**WHAT IS NEEDED:**
Give only the number of lines where "JSON" occurs.
-- begin DATA SUPPLIED --
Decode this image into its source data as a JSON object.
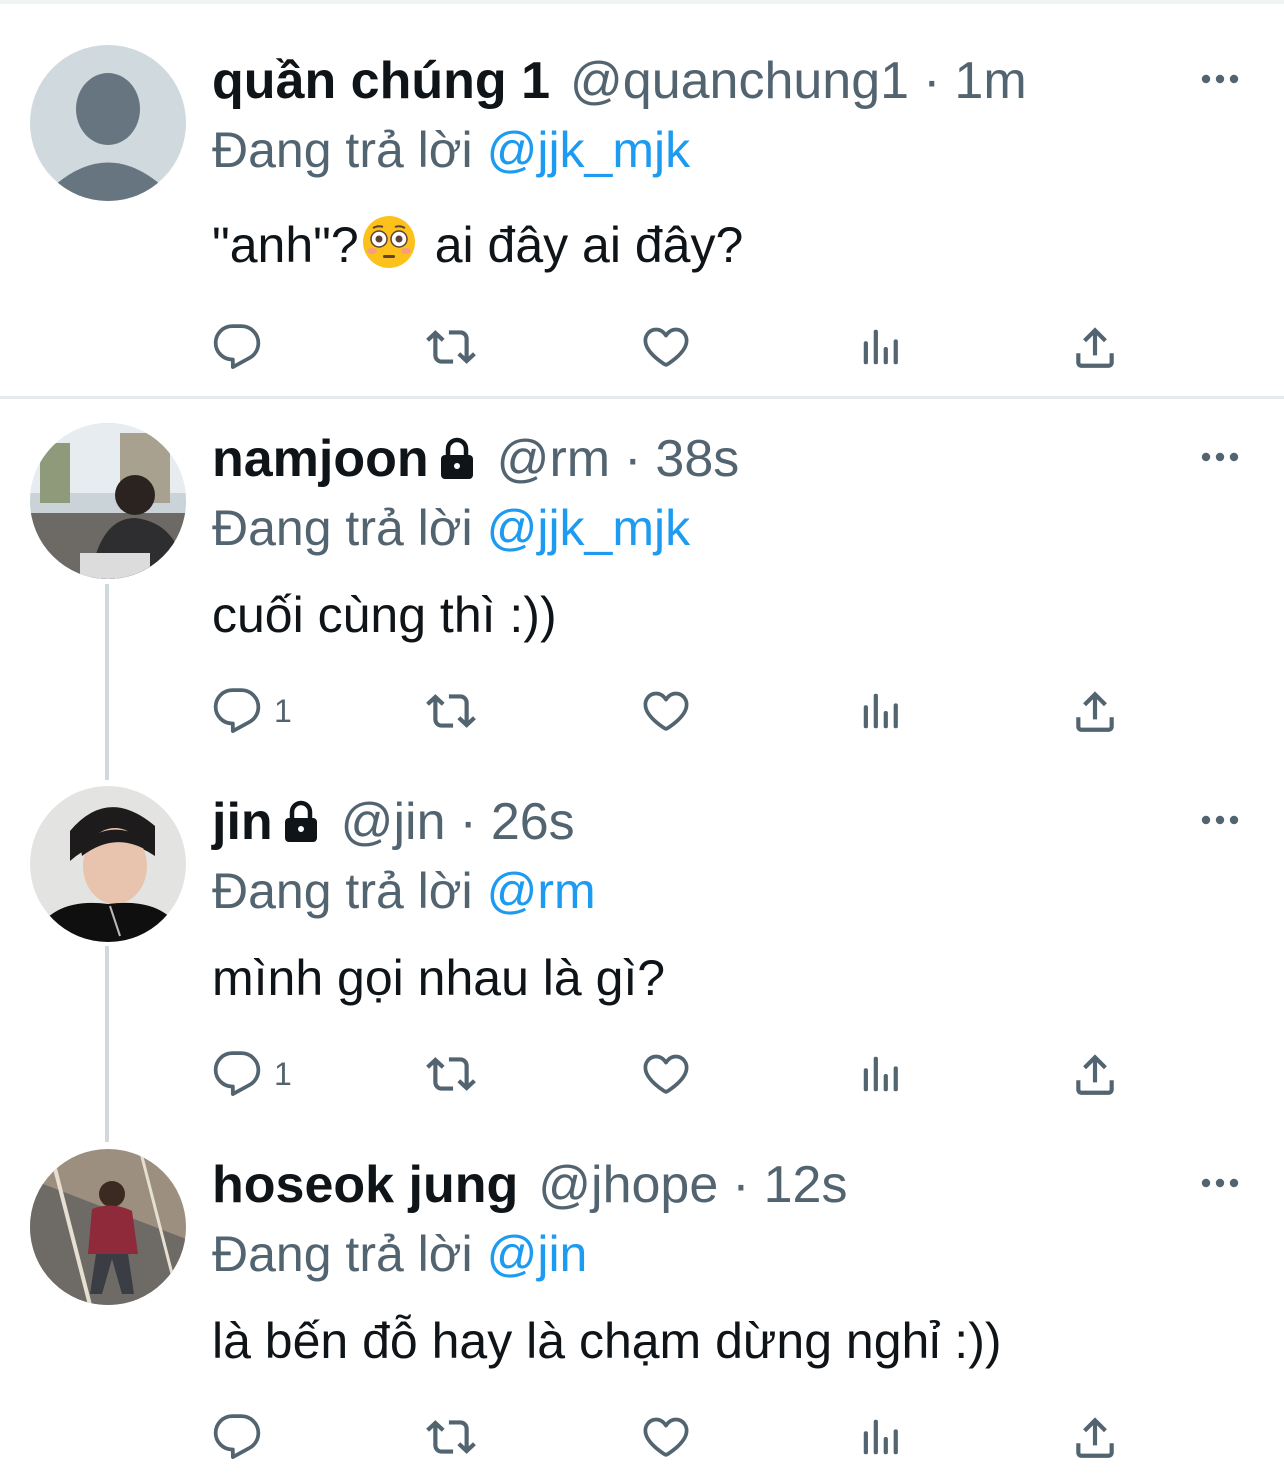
{
  "reply_prefix": "Đang trả lời",
  "tweets": [
    {
      "name": "quần chúng 1",
      "handle": "@quanchung1",
      "separator": "·",
      "time": "1m",
      "reply_to": "@jjk_mjk",
      "text_before_emoji": "\"anh\"?",
      "emoji": "flushed-face",
      "text_after_emoji": "ai đây ai đây?",
      "reply_count": "",
      "locked": false
    },
    {
      "name": "namjoon",
      "handle": "@rm",
      "separator": "·",
      "time": "38s",
      "reply_to": "@jjk_mjk",
      "text": "cuối cùng thì :))",
      "reply_count": "1",
      "locked": true
    },
    {
      "name": "jin",
      "handle": "@jin",
      "separator": "·",
      "time": "26s",
      "reply_to": "@rm",
      "text": "mình gọi nhau là gì?",
      "reply_count": "1",
      "locked": true
    },
    {
      "name": "hoseok jung",
      "handle": "@jhope",
      "separator": "·",
      "time": "12s",
      "reply_to": "@jin",
      "text": "là bến đỗ hay là chạm dừng nghỉ :))",
      "reply_count": "",
      "locked": false
    }
  ],
  "colors": {
    "text": "#0f1419",
    "secondary": "#536471",
    "link": "#1d9bf0",
    "thread_line": "#cfd9de"
  },
  "icons": [
    "reply-icon",
    "retweet-icon",
    "like-icon",
    "views-icon",
    "share-icon",
    "more-icon",
    "lock-icon"
  ]
}
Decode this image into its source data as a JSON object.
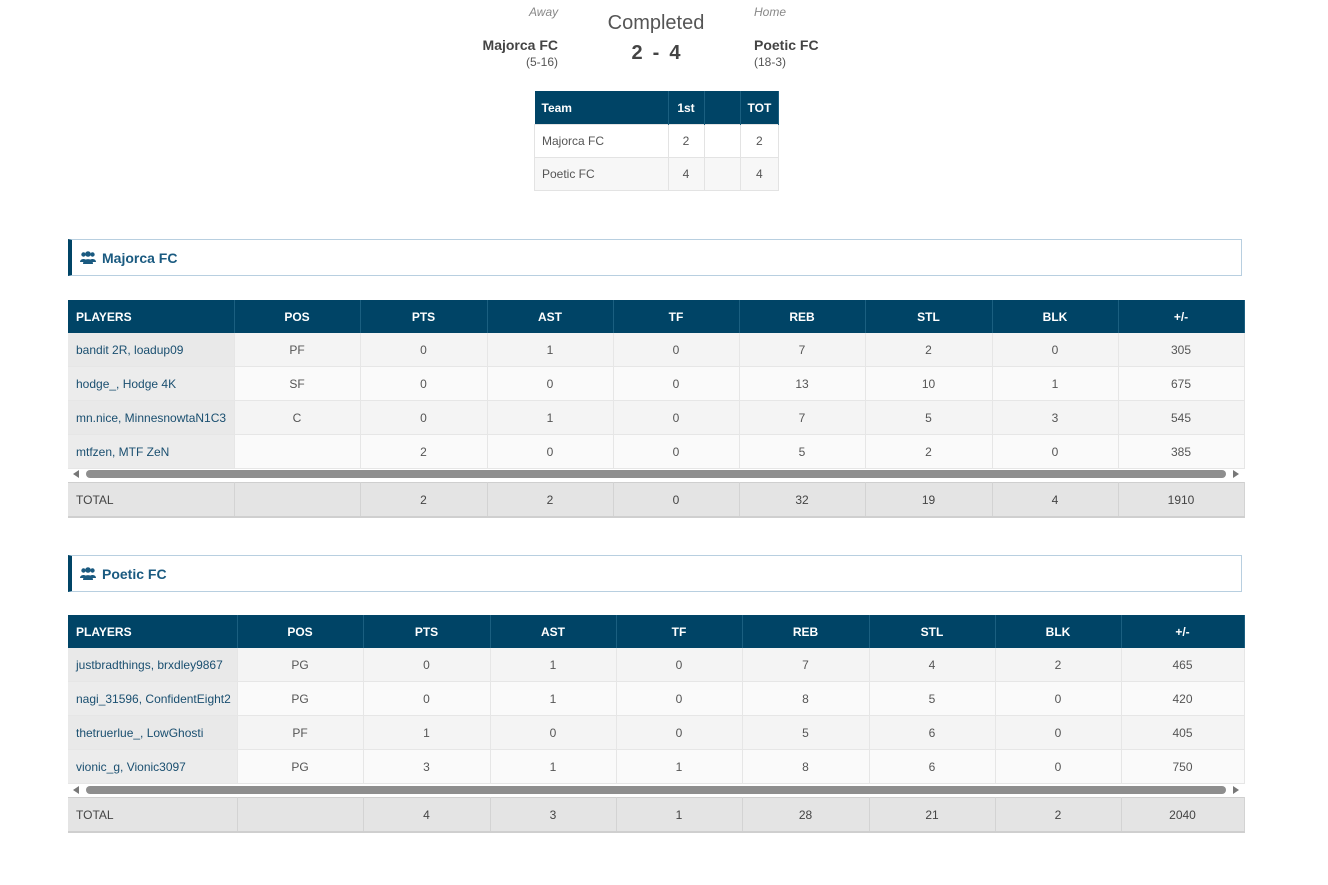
{
  "game": {
    "away_label": "Away",
    "home_label": "Home",
    "status": "Completed",
    "away_team": "Majorca FC",
    "away_record": "(5-16)",
    "home_team": "Poetic FC",
    "home_record": "(18-3)",
    "away_score": "2",
    "home_score": "4",
    "score_sep": "-"
  },
  "linescore": {
    "headers": [
      "Team",
      "1st",
      "",
      "TOT"
    ],
    "rows": [
      {
        "team": "Majorca FC",
        "p1": "2",
        "p2": "",
        "tot": "2"
      },
      {
        "team": "Poetic FC",
        "p1": "4",
        "p2": "",
        "tot": "4"
      }
    ]
  },
  "columns": [
    "PLAYERS",
    "POS",
    "PTS",
    "AST",
    "TF",
    "REB",
    "STL",
    "BLK",
    "+/-"
  ],
  "teams": [
    {
      "name": "Majorca FC",
      "players": [
        {
          "name": "bandit 2R, loadup09",
          "pos": "PF",
          "pts": "0",
          "ast": "1",
          "tf": "0",
          "reb": "7",
          "stl": "2",
          "blk": "0",
          "pm": "305"
        },
        {
          "name": "hodge_, Hodge 4K",
          "pos": "SF",
          "pts": "0",
          "ast": "0",
          "tf": "0",
          "reb": "13",
          "stl": "10",
          "blk": "1",
          "pm": "675"
        },
        {
          "name": "mn.nice, MinnesnowtaN1C3",
          "pos": "C",
          "pts": "0",
          "ast": "1",
          "tf": "0",
          "reb": "7",
          "stl": "5",
          "blk": "3",
          "pm": "545"
        },
        {
          "name": "mtfzen, MTF ZeN",
          "pos": "",
          "pts": "2",
          "ast": "0",
          "tf": "0",
          "reb": "5",
          "stl": "2",
          "blk": "0",
          "pm": "385"
        }
      ],
      "total": {
        "label": "TOTAL",
        "pos": "",
        "pts": "2",
        "ast": "2",
        "tf": "0",
        "reb": "32",
        "stl": "19",
        "blk": "4",
        "pm": "1910"
      }
    },
    {
      "name": "Poetic FC",
      "players": [
        {
          "name": "justbradthings, brxdley9867",
          "pos": "PG",
          "pts": "0",
          "ast": "1",
          "tf": "0",
          "reb": "7",
          "stl": "4",
          "blk": "2",
          "pm": "465"
        },
        {
          "name": "nagi_31596, ConfidentEight2",
          "pos": "PG",
          "pts": "0",
          "ast": "1",
          "tf": "0",
          "reb": "8",
          "stl": "5",
          "blk": "0",
          "pm": "420"
        },
        {
          "name": "thetruerlue_, LowGhosti",
          "pos": "PF",
          "pts": "1",
          "ast": "0",
          "tf": "0",
          "reb": "5",
          "stl": "6",
          "blk": "0",
          "pm": "405"
        },
        {
          "name": "vionic_g, Vionic3097",
          "pos": "PG",
          "pts": "3",
          "ast": "1",
          "tf": "1",
          "reb": "8",
          "stl": "6",
          "blk": "0",
          "pm": "750"
        }
      ],
      "total": {
        "label": "TOTAL",
        "pos": "",
        "pts": "4",
        "ast": "3",
        "tf": "1",
        "reb": "28",
        "stl": "21",
        "blk": "2",
        "pm": "2040"
      }
    }
  ],
  "icons": {
    "team_icon": "users-icon"
  },
  "colors": {
    "header_bg": "#004466",
    "link": "#1a4f70",
    "banner_text": "#1a5a80"
  }
}
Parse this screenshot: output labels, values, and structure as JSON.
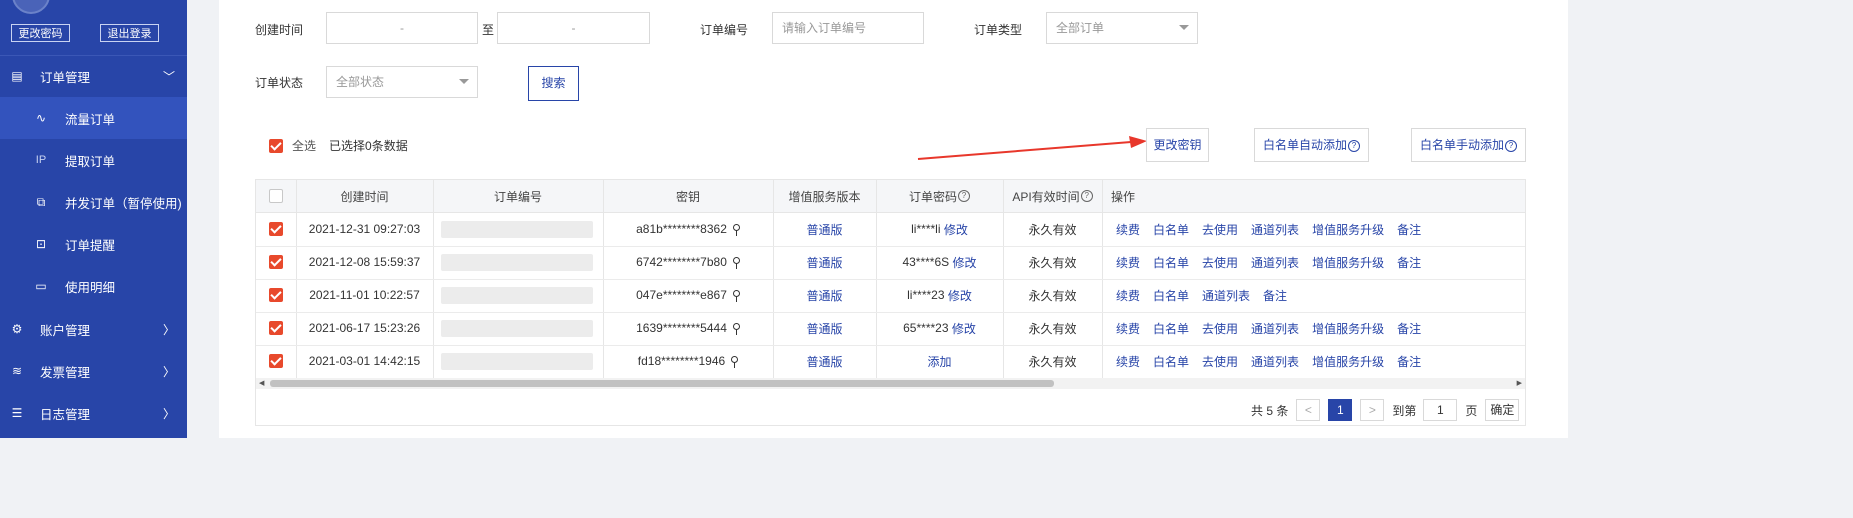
{
  "sidebar": {
    "change_password": "更改密码",
    "logout": "退出登录",
    "order_mgmt": "订单管理",
    "items": [
      "流量订单",
      "提取订单",
      "并发订单（暂停使用)",
      "订单提醒",
      "使用明细"
    ],
    "ip_icon_text": "IP",
    "account_mgmt": "账户管理",
    "invoice_mgmt": "发票管理",
    "log_mgmt": "日志管理"
  },
  "filters": {
    "created_label": "创建时间",
    "date_dash": "-",
    "to": "至",
    "order_no_label": "订单编号",
    "order_no_placeholder": "请输入订单编号",
    "order_type_label": "订单类型",
    "order_type_value": "全部订单",
    "order_status_label": "订单状态",
    "order_status_value": "全部状态",
    "search": "搜索"
  },
  "toolbar": {
    "select_all": "全选",
    "selected_text": "已选择0条数据",
    "change_key": "更改密钥",
    "whitelist_auto": "白名单自动添加",
    "whitelist_manual": "白名单手动添加",
    "question": "?"
  },
  "table": {
    "headers": [
      "创建时间",
      "订单编号",
      "密钥",
      "增值服务版本",
      "订单密码",
      "API有效时间",
      "操作"
    ],
    "rows": [
      {
        "time": "2021-12-31 09:27:03",
        "key": "a81b********8362",
        "version": "普通版",
        "pwd": "li****li",
        "pwd_action": "修改",
        "api": "永久有效",
        "ops": [
          "续费",
          "白名单",
          "去使用",
          "通道列表",
          "增值服务升级",
          "备注"
        ]
      },
      {
        "time": "2021-12-08 15:59:37",
        "key": "6742********7b80",
        "version": "普通版",
        "pwd": "43****6S",
        "pwd_action": "修改",
        "api": "永久有效",
        "ops": [
          "续费",
          "白名单",
          "去使用",
          "通道列表",
          "增值服务升级",
          "备注"
        ]
      },
      {
        "time": "2021-11-01 10:22:57",
        "key": "047e********e867",
        "version": "普通版",
        "pwd": "li****23",
        "pwd_action": "修改",
        "api": "永久有效",
        "ops": [
          "续费",
          "白名单",
          "通道列表",
          "备注"
        ]
      },
      {
        "time": "2021-06-17 15:23:26",
        "key": "1639********5444",
        "version": "普通版",
        "pwd": "65****23",
        "pwd_action": "修改",
        "api": "永久有效",
        "ops": [
          "续费",
          "白名单",
          "去使用",
          "通道列表",
          "增值服务升级",
          "备注"
        ]
      },
      {
        "time": "2021-03-01 14:42:15",
        "key": "fd18********1946",
        "version": "普通版",
        "pwd": "",
        "pwd_action": "添加",
        "api": "永久有效",
        "ops": [
          "续费",
          "白名单",
          "去使用",
          "通道列表",
          "增值服务升级",
          "备注"
        ]
      }
    ]
  },
  "pagination": {
    "total": "共 5 条",
    "prev": "<",
    "current": "1",
    "next": ">",
    "goto": "到第",
    "goto_value": "1",
    "page_unit": "页",
    "confirm": "确定"
  },
  "colors": {
    "sidebar_bg": "#2845a8",
    "accent": "#2845a8",
    "checkbox": "#e8492c",
    "arrow": "#e8372b"
  }
}
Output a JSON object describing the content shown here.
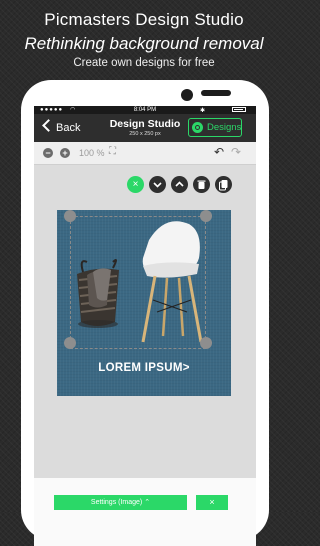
{
  "promo": {
    "headline": "Picmasters Design Studio",
    "tagline": "Rethinking background removal",
    "subline": "Create own designs for free"
  },
  "status_bar": {
    "time": "8:04 PM"
  },
  "nav": {
    "back_label": "Back",
    "title": "Design Studio",
    "subtitle": "250 x 250 px",
    "designs_label": "Designs"
  },
  "toolbar": {
    "zoom_out": "−",
    "zoom_in": "+",
    "zoom_level": "100 %",
    "fit_icon": "fit-to-screen-icon",
    "undo_icon": "undo-icon",
    "redo_icon": "redo-icon"
  },
  "layer_tools": {
    "close": "×",
    "move_down": "⌄",
    "move_up": "⌃",
    "delete_icon": "trash-icon",
    "duplicate_icon": "duplicate-icon"
  },
  "design": {
    "caption": "LOREM IPSUM>",
    "background_color": "#3b6883"
  },
  "bottom_bar": {
    "settings_label": "Settings (Image)  ⌃",
    "close_label": "×"
  },
  "colors": {
    "accent": "#2bd868",
    "nav_bg": "#2e2e2e"
  }
}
-- end DATA SUPPLIED --
**WRITTEN ANSWER:**
4